-- Entries supplied start --

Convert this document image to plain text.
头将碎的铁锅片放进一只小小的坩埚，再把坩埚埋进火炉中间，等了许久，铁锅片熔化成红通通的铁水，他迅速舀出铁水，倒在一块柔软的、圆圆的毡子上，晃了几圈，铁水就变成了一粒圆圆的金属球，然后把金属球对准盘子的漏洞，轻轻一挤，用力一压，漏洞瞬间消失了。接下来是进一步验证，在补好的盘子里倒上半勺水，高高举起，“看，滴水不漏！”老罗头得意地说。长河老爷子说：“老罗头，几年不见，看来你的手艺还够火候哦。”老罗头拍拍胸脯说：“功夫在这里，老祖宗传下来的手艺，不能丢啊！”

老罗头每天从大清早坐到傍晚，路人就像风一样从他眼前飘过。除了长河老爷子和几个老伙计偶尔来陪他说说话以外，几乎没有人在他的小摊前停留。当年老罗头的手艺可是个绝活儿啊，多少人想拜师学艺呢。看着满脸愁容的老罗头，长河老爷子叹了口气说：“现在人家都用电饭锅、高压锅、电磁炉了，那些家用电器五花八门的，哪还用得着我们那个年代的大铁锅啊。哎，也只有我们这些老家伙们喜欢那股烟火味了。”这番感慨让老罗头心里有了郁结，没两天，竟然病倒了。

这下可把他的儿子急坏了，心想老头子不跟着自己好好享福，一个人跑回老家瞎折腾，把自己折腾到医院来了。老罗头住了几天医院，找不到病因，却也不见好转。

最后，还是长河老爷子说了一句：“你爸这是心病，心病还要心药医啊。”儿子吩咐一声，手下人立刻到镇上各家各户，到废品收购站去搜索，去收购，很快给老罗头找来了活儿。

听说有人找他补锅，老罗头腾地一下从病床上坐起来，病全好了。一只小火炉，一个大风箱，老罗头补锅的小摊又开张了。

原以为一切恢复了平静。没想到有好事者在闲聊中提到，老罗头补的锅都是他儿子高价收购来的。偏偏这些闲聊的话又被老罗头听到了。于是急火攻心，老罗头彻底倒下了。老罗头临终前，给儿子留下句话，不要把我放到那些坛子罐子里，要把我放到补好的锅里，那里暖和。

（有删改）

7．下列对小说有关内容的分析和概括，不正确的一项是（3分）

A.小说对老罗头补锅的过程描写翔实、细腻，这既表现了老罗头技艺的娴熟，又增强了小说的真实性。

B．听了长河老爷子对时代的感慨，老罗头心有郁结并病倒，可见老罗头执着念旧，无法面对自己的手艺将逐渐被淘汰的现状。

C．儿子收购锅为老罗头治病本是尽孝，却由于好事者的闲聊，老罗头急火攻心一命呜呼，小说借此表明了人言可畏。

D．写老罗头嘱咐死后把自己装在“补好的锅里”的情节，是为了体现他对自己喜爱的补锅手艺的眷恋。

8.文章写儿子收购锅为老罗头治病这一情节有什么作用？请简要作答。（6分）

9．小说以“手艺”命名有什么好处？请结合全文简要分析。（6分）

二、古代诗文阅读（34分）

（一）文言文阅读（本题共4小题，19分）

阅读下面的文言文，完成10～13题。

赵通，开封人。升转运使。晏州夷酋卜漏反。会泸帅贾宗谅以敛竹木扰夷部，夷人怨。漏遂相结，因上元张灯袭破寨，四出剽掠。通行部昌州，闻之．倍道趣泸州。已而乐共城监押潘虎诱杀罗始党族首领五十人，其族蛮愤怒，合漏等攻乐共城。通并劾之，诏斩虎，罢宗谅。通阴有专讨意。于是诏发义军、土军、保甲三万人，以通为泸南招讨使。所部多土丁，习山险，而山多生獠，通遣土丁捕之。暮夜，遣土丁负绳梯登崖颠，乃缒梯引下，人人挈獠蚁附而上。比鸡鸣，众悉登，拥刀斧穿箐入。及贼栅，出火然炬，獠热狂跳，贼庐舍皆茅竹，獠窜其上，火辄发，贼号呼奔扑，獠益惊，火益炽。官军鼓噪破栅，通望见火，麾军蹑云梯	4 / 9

-- Entries supplied end --

* _Aim_:
Repeat all the entries word for word.

* _Reply_:
Convert this document image to plain text.
头将碎的铁锅片放进一只小小的坩埚，再把坩埚埋进火炉中间，等了许久，铁锅片熔化成红通通的铁水，他迅速舀出铁水，倒在一块柔软的、圆圆的毡子上，晃了几圈，铁水就变成了一粒圆圆的金属球，然后把金属球对准盘子的漏洞，轻轻一挤，用力一压，漏洞瞬间消失了。接下来是进一步验证，在补好的盘子里倒上半勺水，高高举起，“看，滴水不漏！”老罗头得意地说。长河老爷子说：“老罗头，几年不见，看来你的手艺还够火候哦。”老罗头拍拍胸脯说：“功夫在这里，老祖宗传下来的手艺，不能丢啊！”

老罗头每天从大清早坐到傍晚，路人就像风一样从他眼前飘过。除了长河老爷子和几个老伙计偶尔来陪他说说话以外，几乎没有人在他的小摊前停留。当年老罗头的手艺可是个绝活儿啊，多少人想拜师学艺呢。看着满脸愁容的老罗头，长河老爷子叹了口气说：“现在人家都用电饭锅、高压锅、电磁炉了，那些家用电器五花八门的，哪还用得着我们那个年代的大铁锅啊。哎，也只有我们这些老家伙们喜欢那股烟火味了。”这番感慨让老罗头心里有了郁结，没两天，竟然病倒了。

这下可把他的儿子急坏了，心想老头子不跟着自己好好享福，一个人跑回老家瞎折腾，把自己折腾到医院来了。老罗头住了几天医院，找不到病因，却也不见好转。

最后，还是长河老爷子说了一句：“你爸这是心病，心病还要心药医啊。”儿子吩咐一声，手下人立刻到镇上各家各户，到废品收购站去搜索，去收购，很快给老罗头找来了活儿。

听说有人找他补锅，老罗头腾地一下从病床上坐起来，病全好了。一只小火炉，一个大风箱，老罗头补锅的小摊又开张了。

原以为一切恢复了平静。没想到有好事者在闲聊中提到，老罗头补的锅都是他儿子高价收购来的。偏偏这些闲聊的话又被老罗头听到了。于是急火攻心，老罗头彻底倒下了。老罗头临终前，给儿子留下句话，不要把我放到那些坛子罐子里，要把我放到补好的锅里，那里暖和。

（有删改）

7．下列对小说有关内容的分析和概括，不正确的一项是（3分）

A.小说对老罗头补锅的过程描写翔实、细腻，这既表现了老罗头技艺的娴熟，又增强了小说的真实性。

B．听了长河老爷子对时代的感慨，老罗头心有郁结并病倒，可见老罗头执着念旧，无法面对自己的手艺将逐渐被淘汰的现状。

C．儿子收购锅为老罗头治病本是尽孝，却由于好事者的闲聊，老罗头急火攻心一命呜呼，小说借此表明了人言可畏。

D．写老罗头嘱咐死后把自己装在“补好的锅里”的情节，是为了体现他对自己喜爱的补锅手艺的眷恋。

8.文章写儿子收购锅为老罗头治病这一情节有什么作用？请简要作答。（6分）

9．小说以“手艺”命名有什么好处？请结合全文简要分析。（6分）

二、古代诗文阅读（34分）

（一）文言文阅读（本题共4小题，19分）

阅读下面的文言文，完成10～13题。

赵通，开封人。升转运使。晏州夷酋卜漏反。会泸帅贾宗谅以敛竹木扰夷部，夷人怨。漏遂相结，因上元张灯袭破寨，四出剽掠。通行部昌州，闻之．倍道趣泸州。已而乐共城监押潘虎诱杀罗始党族首领五十人，其族蛮愤怒，合漏等攻乐共城。通并劾之，诏斩虎，罢宗谅。通阴有专讨意。于是诏发义军、土军、保甲三万人，以通为泸南招讨使。所部多土丁，习山险，而山多生獠，通遣土丁捕之。暮夜，遣土丁负绳梯登崖颠，乃缒梯引下，人人挈獠蚁附而上。比鸡鸣，众悉登，拥刀斧穿箐入。及贼栅，出火然炬，獠热狂跳，贼庐舍皆茅竹，獠窜其上，火辄发，贼号呼奔扑，獠益惊，火益炽。官军鼓噪破栅，通望见火，麾军蹑云梯	4 / 9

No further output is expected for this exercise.